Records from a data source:
--- START ---

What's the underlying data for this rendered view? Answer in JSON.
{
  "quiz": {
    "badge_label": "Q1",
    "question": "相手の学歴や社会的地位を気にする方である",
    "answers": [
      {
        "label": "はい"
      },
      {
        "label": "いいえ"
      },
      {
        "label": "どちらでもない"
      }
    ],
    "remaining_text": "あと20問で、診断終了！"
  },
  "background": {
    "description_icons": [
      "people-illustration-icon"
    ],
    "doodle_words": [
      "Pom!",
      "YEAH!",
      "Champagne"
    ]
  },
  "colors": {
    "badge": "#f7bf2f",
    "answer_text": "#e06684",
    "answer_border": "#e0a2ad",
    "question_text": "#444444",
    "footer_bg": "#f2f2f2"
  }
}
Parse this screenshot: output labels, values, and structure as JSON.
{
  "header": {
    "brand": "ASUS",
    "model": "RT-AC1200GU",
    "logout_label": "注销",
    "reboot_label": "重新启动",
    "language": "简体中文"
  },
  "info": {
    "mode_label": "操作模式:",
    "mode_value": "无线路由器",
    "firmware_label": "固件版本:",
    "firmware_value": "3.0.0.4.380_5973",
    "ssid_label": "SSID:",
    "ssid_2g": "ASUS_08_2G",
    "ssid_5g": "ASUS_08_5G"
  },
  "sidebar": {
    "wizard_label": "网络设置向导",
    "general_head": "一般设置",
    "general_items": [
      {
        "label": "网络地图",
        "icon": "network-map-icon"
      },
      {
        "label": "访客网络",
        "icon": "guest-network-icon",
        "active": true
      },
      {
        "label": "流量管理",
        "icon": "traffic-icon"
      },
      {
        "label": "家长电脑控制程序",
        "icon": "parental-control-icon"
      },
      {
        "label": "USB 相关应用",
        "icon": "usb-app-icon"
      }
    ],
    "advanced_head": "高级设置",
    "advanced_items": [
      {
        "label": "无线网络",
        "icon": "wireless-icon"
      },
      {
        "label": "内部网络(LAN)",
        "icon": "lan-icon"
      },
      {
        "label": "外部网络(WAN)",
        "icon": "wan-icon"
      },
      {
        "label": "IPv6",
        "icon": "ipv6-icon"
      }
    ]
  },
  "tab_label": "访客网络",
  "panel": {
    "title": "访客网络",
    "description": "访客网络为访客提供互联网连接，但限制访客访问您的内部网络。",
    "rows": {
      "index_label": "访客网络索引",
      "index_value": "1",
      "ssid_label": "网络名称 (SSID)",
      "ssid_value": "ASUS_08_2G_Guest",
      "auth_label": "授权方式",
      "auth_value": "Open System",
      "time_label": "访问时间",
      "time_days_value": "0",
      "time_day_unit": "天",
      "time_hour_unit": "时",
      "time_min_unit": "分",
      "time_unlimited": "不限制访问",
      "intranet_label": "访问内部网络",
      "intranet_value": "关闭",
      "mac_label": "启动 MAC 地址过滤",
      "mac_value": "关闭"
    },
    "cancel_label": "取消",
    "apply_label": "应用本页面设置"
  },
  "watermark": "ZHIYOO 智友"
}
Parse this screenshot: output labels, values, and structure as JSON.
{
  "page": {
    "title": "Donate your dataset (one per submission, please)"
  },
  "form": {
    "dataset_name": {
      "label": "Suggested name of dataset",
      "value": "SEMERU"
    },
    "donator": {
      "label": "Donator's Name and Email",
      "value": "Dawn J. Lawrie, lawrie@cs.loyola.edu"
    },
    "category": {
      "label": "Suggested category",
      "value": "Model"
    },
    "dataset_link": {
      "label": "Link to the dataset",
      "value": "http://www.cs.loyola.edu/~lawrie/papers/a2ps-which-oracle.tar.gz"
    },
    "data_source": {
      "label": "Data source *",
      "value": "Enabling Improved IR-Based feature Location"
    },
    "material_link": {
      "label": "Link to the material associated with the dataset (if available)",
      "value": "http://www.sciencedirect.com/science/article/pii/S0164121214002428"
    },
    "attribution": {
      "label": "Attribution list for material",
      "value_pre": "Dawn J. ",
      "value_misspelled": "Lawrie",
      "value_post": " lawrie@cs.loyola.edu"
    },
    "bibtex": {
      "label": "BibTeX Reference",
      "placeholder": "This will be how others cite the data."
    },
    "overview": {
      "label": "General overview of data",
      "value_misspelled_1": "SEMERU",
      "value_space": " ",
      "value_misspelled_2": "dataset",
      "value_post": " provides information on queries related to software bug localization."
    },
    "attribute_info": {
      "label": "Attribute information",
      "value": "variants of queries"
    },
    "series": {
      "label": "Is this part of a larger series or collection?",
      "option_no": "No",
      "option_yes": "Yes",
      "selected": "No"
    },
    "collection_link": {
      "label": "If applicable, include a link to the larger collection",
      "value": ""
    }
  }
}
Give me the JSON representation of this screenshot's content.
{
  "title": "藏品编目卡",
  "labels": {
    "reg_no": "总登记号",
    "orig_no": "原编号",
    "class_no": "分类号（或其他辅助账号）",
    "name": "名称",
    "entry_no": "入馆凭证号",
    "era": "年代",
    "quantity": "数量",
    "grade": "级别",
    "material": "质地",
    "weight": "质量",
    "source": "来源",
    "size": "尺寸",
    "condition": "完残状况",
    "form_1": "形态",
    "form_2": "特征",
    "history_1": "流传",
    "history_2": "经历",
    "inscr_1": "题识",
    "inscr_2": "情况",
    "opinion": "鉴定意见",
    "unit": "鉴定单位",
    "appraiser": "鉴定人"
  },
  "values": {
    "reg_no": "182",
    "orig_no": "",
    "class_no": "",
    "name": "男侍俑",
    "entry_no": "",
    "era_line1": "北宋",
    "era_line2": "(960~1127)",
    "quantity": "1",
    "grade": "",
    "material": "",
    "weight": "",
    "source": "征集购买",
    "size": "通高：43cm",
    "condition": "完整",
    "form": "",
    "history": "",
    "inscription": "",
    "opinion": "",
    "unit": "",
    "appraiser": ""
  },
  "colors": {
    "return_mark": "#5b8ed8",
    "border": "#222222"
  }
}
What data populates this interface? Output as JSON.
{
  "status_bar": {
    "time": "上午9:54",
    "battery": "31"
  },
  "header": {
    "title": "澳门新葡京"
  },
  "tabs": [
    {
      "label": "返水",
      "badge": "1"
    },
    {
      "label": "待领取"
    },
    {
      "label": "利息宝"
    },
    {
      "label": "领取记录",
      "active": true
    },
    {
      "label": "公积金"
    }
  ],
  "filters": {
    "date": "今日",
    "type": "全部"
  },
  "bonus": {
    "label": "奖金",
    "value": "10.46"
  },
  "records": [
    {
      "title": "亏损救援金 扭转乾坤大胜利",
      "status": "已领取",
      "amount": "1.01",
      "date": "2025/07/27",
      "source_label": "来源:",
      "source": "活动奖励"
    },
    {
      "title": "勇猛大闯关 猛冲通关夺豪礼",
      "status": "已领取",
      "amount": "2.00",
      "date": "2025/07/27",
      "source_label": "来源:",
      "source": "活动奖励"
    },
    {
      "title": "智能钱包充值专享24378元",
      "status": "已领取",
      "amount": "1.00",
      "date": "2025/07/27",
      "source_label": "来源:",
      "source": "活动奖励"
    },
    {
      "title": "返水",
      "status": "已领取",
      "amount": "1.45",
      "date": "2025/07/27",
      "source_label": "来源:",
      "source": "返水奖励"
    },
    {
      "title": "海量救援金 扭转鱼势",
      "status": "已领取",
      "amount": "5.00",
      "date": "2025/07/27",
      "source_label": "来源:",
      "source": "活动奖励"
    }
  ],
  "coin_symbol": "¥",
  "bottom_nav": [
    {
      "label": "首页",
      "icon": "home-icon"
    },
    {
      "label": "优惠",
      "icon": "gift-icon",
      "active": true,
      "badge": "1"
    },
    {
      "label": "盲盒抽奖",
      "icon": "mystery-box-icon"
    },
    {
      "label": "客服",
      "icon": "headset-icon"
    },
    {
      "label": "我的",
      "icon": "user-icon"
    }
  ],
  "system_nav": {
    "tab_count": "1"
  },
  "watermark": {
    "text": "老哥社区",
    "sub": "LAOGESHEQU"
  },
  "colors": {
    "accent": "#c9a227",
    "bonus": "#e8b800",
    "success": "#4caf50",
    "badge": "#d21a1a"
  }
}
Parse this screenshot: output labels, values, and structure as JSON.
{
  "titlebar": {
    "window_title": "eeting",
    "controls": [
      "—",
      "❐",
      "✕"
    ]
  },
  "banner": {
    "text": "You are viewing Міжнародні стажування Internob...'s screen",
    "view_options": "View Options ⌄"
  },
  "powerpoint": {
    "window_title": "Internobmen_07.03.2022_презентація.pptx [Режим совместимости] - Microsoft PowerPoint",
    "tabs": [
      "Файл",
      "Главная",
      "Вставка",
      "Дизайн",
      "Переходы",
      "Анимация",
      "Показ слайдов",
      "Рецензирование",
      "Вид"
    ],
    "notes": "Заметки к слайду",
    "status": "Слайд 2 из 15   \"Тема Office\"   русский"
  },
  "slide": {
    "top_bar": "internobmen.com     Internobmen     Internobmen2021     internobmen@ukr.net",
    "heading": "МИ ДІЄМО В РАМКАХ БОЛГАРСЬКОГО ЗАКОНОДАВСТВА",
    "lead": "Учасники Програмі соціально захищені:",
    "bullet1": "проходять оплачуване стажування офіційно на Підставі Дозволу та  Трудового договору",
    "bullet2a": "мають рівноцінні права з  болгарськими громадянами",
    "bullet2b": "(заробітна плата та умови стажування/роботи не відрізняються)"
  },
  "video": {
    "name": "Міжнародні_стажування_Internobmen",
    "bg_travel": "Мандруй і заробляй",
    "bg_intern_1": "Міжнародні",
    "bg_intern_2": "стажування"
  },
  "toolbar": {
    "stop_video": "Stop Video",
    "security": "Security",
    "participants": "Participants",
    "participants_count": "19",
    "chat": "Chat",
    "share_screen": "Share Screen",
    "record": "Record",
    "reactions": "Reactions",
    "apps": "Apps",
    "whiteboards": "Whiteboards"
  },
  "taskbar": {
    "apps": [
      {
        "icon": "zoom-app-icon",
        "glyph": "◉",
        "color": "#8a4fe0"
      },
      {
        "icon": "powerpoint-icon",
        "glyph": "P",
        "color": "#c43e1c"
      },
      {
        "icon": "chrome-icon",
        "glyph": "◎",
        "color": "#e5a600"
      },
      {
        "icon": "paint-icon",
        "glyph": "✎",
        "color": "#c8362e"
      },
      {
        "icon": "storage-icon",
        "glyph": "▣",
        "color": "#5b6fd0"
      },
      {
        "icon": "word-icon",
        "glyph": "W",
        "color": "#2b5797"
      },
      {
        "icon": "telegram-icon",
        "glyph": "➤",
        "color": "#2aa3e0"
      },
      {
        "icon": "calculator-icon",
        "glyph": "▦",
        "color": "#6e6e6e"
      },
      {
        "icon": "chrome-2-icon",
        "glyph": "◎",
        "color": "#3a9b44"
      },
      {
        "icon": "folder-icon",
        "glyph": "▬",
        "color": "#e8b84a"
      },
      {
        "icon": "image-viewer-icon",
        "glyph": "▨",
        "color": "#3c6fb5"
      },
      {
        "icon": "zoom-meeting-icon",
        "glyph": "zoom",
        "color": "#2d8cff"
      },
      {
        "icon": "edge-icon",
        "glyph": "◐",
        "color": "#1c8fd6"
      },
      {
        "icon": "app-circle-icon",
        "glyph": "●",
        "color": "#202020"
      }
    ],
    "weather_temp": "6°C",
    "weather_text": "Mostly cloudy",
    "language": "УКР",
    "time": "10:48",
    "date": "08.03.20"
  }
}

--- END ---

Select, from the listing, all lines that include the word "series".

RESULT OF THIS EXERCISE:
    "series": {
      "label": "Is this part of a larger series or collection?",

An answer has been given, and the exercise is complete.